## Figure dataset records
=====

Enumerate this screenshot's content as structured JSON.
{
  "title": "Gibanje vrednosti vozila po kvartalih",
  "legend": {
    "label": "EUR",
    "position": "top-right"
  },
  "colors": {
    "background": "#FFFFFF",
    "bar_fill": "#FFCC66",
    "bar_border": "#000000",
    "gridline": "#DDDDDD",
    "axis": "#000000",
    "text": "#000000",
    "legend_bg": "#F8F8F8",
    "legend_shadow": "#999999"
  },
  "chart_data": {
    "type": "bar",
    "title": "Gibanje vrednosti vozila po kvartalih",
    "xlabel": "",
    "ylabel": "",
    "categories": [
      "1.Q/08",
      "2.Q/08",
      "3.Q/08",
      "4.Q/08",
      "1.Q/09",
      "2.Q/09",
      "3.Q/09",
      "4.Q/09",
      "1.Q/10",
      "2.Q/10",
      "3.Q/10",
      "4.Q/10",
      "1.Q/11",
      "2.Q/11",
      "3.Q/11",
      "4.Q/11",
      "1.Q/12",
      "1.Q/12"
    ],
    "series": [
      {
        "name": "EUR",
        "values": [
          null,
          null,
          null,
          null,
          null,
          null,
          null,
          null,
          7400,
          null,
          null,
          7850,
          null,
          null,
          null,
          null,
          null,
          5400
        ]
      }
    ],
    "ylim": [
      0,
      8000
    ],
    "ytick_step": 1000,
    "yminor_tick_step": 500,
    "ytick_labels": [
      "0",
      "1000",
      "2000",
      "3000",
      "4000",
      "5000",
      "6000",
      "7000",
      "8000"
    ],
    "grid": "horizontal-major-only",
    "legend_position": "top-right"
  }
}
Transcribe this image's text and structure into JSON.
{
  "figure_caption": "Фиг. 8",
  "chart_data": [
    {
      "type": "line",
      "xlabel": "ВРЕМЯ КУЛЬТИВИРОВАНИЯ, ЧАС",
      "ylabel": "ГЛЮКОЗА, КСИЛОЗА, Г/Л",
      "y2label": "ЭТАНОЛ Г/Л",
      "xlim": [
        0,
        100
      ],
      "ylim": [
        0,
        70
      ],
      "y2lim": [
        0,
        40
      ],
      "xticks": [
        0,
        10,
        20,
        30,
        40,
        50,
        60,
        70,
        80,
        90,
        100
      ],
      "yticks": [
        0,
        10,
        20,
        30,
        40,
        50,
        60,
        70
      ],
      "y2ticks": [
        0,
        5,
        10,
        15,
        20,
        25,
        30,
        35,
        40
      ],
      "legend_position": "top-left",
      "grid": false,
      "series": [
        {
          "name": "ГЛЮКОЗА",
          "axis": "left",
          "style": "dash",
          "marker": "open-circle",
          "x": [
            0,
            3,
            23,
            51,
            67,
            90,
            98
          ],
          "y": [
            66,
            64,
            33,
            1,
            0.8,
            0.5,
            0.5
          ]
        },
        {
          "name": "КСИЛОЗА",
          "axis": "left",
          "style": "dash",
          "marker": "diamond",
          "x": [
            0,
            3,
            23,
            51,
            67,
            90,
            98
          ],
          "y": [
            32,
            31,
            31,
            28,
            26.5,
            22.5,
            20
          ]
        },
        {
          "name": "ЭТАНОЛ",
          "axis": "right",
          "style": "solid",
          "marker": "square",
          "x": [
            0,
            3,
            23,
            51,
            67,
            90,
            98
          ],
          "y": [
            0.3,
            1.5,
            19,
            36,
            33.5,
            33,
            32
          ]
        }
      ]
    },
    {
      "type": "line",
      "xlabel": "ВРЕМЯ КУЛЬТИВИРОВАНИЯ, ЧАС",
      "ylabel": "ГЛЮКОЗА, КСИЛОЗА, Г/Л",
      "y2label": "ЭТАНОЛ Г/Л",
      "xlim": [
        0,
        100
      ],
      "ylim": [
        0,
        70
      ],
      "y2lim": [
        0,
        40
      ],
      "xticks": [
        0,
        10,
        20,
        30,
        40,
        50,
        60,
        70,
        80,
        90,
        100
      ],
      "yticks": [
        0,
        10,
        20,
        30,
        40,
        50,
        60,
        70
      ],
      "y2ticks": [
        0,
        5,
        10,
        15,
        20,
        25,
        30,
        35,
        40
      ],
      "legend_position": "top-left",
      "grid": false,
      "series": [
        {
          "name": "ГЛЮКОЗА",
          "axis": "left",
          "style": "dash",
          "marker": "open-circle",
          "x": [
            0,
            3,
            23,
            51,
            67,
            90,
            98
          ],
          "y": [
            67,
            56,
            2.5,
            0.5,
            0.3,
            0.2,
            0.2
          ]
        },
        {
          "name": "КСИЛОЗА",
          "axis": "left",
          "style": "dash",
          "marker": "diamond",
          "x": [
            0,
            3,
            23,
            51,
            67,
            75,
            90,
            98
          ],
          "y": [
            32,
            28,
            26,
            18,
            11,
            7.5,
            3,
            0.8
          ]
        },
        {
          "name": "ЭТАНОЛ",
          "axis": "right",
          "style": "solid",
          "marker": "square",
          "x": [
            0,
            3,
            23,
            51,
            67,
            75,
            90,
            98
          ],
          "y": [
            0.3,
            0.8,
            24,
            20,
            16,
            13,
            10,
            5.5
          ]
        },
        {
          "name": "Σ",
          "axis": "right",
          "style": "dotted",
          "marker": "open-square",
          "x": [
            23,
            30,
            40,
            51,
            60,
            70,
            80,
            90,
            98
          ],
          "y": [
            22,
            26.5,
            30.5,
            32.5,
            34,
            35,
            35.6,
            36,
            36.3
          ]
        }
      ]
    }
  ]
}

=====

## Set exercise
Using the exact wording, write out all of the records.

## Output for this task
Enumerate this screenshot's content as structured JSON.
{
  "title": "Gibanje vrednosti vozila po kvartalih",
  "legend": {
    "label": "EUR",
    "position": "top-right"
  },
  "colors": {
    "background": "#FFFFFF",
    "bar_fill": "#FFCC66",
    "bar_border": "#000000",
    "gridline": "#DDDDDD",
    "axis": "#000000",
    "text": "#000000",
    "legend_bg": "#F8F8F8",
    "legend_shadow": "#999999"
  },
  "chart_data": {
    "type": "bar",
    "title": "Gibanje vrednosti vozila po kvartalih",
    "xlabel": "",
    "ylabel": "",
    "categories": [
      "1.Q/08",
      "2.Q/08",
      "3.Q/08",
      "4.Q/08",
      "1.Q/09",
      "2.Q/09",
      "3.Q/09",
      "4.Q/09",
      "1.Q/10",
      "2.Q/10",
      "3.Q/10",
      "4.Q/10",
      "1.Q/11",
      "2.Q/11",
      "3.Q/11",
      "4.Q/11",
      "1.Q/12",
      "1.Q/12"
    ],
    "series": [
      {
        "name": "EUR",
        "values": [
          null,
          null,
          null,
          null,
          null,
          null,
          null,
          null,
          7400,
          null,
          null,
          7850,
          null,
          null,
          null,
          null,
          null,
          5400
        ]
      }
    ],
    "ylim": [
      0,
      8000
    ],
    "ytick_step": 1000,
    "yminor_tick_step": 500,
    "ytick_labels": [
      "0",
      "1000",
      "2000",
      "3000",
      "4000",
      "5000",
      "6000",
      "7000",
      "8000"
    ],
    "grid": "horizontal-major-only",
    "legend_position": "top-right"
  }
}
Transcribe this image's text and structure into JSON.
{
  "figure_caption": "Фиг. 8",
  "chart_data": [
    {
      "type": "line",
      "xlabel": "ВРЕМЯ КУЛЬТИВИРОВАНИЯ, ЧАС",
      "ylabel": "ГЛЮКОЗА, КСИЛОЗА, Г/Л",
      "y2label": "ЭТАНОЛ Г/Л",
      "xlim": [
        0,
        100
      ],
      "ylim": [
        0,
        70
      ],
      "y2lim": [
        0,
        40
      ],
      "xticks": [
        0,
        10,
        20,
        30,
        40,
        50,
        60,
        70,
        80,
        90,
        100
      ],
      "yticks": [
        0,
        10,
        20,
        30,
        40,
        50,
        60,
        70
      ],
      "y2ticks": [
        0,
        5,
        10,
        15,
        20,
        25,
        30,
        35,
        40
      ],
      "legend_position": "top-left",
      "grid": false,
      "series": [
        {
          "name": "ГЛЮКОЗА",
          "axis": "left",
          "style": "dash",
          "marker": "open-circle",
          "x": [
            0,
            3,
            23,
            51,
            67,
            90,
            98
          ],
          "y": [
            66,
            64,
            33,
            1,
            0.8,
            0.5,
            0.5
          ]
        },
        {
          "name": "КСИЛОЗА",
          "axis": "left",
          "style": "dash",
          "marker": "diamond",
          "x": [
            0,
            3,
            23,
            51,
            67,
            90,
            98
          ],
          "y": [
            32,
            31,
            31,
            28,
            26.5,
            22.5,
            20
          ]
        },
        {
          "name": "ЭТАНОЛ",
          "axis": "right",
          "style": "solid",
          "marker": "square",
          "x": [
            0,
            3,
            23,
            51,
            67,
            90,
            98
          ],
          "y": [
            0.3,
            1.5,
            19,
            36,
            33.5,
            33,
            32
          ]
        }
      ]
    },
    {
      "type": "line",
      "xlabel": "ВРЕМЯ КУЛЬТИВИРОВАНИЯ, ЧАС",
      "ylabel": "ГЛЮКОЗА, КСИЛОЗА, Г/Л",
      "y2label": "ЭТАНОЛ Г/Л",
      "xlim": [
        0,
        100
      ],
      "ylim": [
        0,
        70
      ],
      "y2lim": [
        0,
        40
      ],
      "xticks": [
        0,
        10,
        20,
        30,
        40,
        50,
        60,
        70,
        80,
        90,
        100
      ],
      "yticks": [
        0,
        10,
        20,
        30,
        40,
        50,
        60,
        70
      ],
      "y2ticks": [
        0,
        5,
        10,
        15,
        20,
        25,
        30,
        35,
        40
      ],
      "legend_position": "top-left",
      "grid": false,
      "series": [
        {
          "name": "ГЛЮКОЗА",
          "axis": "left",
          "style": "dash",
          "marker": "open-circle",
          "x": [
            0,
            3,
            23,
            51,
            67,
            90,
            98
          ],
          "y": [
            67,
            56,
            2.5,
            0.5,
            0.3,
            0.2,
            0.2
          ]
        },
        {
          "name": "КСИЛОЗА",
          "axis": "left",
          "style": "dash",
          "marker": "diamond",
          "x": [
            0,
            3,
            23,
            51,
            67,
            75,
            90,
            98
          ],
          "y": [
            32,
            28,
            26,
            18,
            11,
            7.5,
            3,
            0.8
          ]
        },
        {
          "name": "ЭТАНОЛ",
          "axis": "right",
          "style": "solid",
          "marker": "square",
          "x": [
            0,
            3,
            23,
            51,
            67,
            75,
            90,
            98
          ],
          "y": [
            0.3,
            0.8,
            24,
            20,
            16,
            13,
            10,
            5.5
          ]
        },
        {
          "name": "Σ",
          "axis": "right",
          "style": "dotted",
          "marker": "open-square",
          "x": [
            23,
            30,
            40,
            51,
            60,
            70,
            80,
            90,
            98
          ],
          "y": [
            22,
            26.5,
            30.5,
            32.5,
            34,
            35,
            35.6,
            36,
            36.3
          ]
        }
      ]
    }
  ]
}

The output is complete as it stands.